What this task involves: Pictures in the records should not be copied, but every other part must be repeated exactly.

[Recorded data]

=-=-=

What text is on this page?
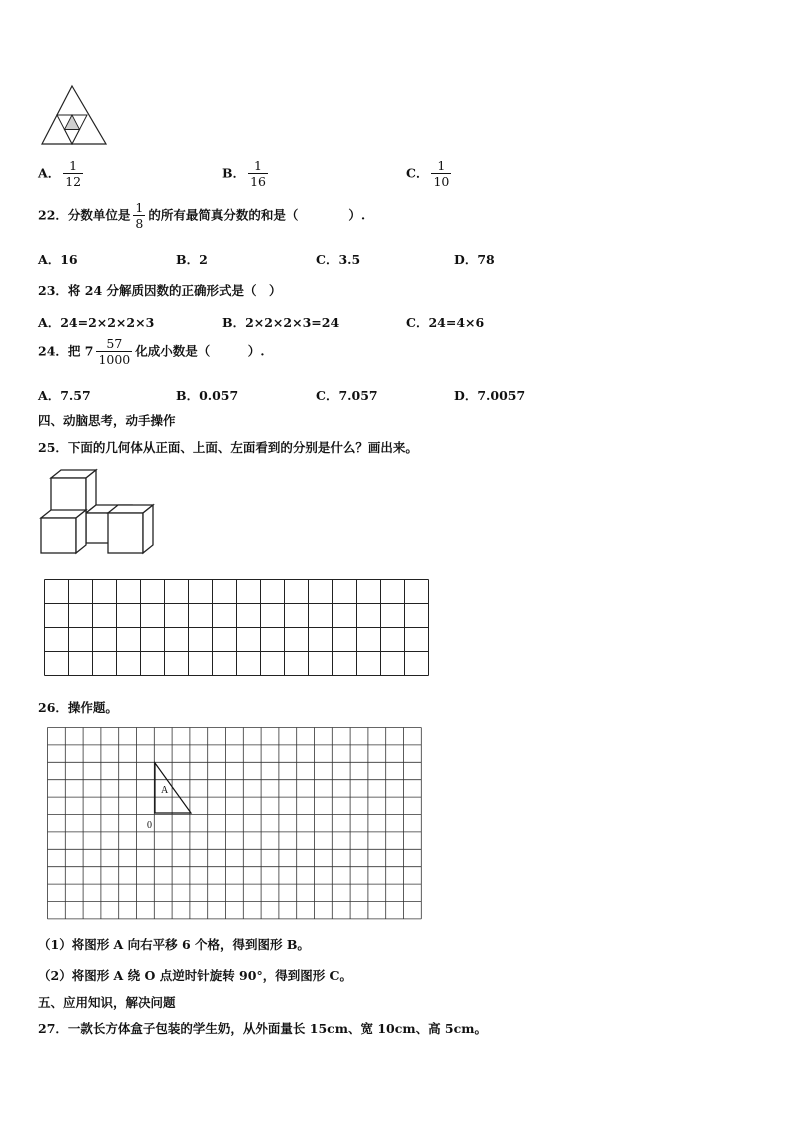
A． $\frac{1}{12}$	B． $\frac{1}{16}$	C． $\frac{1}{10}$
22．分数单位是 $\frac{1}{8}$ 的所有最简真分数的和是（　　　　）.
A．16	B．2	C．3.5	D．78
23．将 24 分解质因数的正确形式是（　）
A．24=2×2×2×3	B．2×2×2×3=24	C．24=4×6
24．把 $7 \frac{57}{1000}$ 化成小数是（　　　）.
A．7.57	B．0.057	C．7.057	D．7.0057
四、动脑思考，动手操作
25．下面的几何体从正面、上面、左面看到的分别是什么？画出来。
26．操作题。
A
0
（1）将图形 A 向右平移 6 个格，得到图形 B。
（2）将图形 A 绕 O 点逆时针旋转 90°，得到图形 C。
五、应用知识，解决问题
27．一款长方体盒子包装的学生奶，从外面量长 15cm、宽 10cm、高 5cm。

=-=-=

Output below:
What text is on this page?
A． $\frac{1}{12}$	B． $\frac{1}{16}$	C． $\frac{1}{10}$
22．分数单位是 $\frac{1}{8}$ 的所有最简真分数的和是（　　　　）.
A．16	B．2	C．3.5	D．78
23．将 24 分解质因数的正确形式是（　）
A．24=2×2×2×3	B．2×2×2×3=24	C．24=4×6
24．把 $7 \frac{57}{1000}$ 化成小数是（　　　）.
A．7.57	B．0.057	C．7.057	D．7.0057
四、动脑思考，动手操作
25．下面的几何体从正面、上面、左面看到的分别是什么？画出来。
26．操作题。
A
0
（1）将图形 A 向右平移 6 个格，得到图形 B。
（2）将图形 A 绕 O 点逆时针旋转 90°，得到图形 C。
五、应用知识，解决问题
27．一款长方体盒子包装的学生奶，从外面量长 15cm、宽 10cm、高 5cm。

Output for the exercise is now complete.